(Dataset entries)

Start

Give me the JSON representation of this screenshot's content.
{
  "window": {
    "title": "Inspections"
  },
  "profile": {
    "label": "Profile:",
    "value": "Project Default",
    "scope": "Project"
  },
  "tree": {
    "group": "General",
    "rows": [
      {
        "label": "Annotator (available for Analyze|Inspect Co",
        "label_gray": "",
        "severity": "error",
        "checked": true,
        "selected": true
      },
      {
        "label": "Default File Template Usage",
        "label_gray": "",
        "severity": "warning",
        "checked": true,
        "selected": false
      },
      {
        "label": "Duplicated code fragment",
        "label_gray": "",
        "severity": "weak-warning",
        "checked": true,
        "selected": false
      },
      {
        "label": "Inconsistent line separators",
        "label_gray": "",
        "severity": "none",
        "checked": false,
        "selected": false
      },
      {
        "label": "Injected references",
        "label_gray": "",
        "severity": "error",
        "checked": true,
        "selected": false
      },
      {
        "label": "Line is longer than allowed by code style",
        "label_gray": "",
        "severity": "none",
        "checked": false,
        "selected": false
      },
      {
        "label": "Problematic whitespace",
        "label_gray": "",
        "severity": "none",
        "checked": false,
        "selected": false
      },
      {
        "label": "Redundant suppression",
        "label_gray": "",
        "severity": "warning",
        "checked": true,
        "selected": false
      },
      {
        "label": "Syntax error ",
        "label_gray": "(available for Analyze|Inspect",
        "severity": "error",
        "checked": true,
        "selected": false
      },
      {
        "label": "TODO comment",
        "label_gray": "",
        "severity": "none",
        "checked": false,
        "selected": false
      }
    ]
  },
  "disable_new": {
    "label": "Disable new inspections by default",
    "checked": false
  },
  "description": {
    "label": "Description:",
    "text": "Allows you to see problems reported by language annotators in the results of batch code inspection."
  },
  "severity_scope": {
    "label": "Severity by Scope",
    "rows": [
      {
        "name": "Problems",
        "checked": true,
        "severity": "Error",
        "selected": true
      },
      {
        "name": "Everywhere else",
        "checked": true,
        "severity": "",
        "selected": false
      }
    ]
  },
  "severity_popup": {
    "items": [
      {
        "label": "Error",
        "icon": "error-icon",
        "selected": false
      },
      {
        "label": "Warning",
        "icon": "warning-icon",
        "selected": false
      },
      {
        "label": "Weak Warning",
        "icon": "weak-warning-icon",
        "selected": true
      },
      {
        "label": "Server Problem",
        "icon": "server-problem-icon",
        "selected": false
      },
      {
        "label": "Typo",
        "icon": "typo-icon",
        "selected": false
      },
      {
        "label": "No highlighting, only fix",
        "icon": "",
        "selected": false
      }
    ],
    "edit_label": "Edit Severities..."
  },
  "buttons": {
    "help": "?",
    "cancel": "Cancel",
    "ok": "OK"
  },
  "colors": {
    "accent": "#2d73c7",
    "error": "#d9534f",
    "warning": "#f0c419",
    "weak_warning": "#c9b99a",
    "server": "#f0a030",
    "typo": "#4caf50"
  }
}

End

TASK OBJECTIVE:
List all lines holding the string "code".

RESPONSE TO THIS EXERCISE:
        "label": "Duplicated code fragment",
        "label": "Line is longer than allowed by code style",
    "text": "Allows you to see problems reported by language annotators in the results of batch code inspection."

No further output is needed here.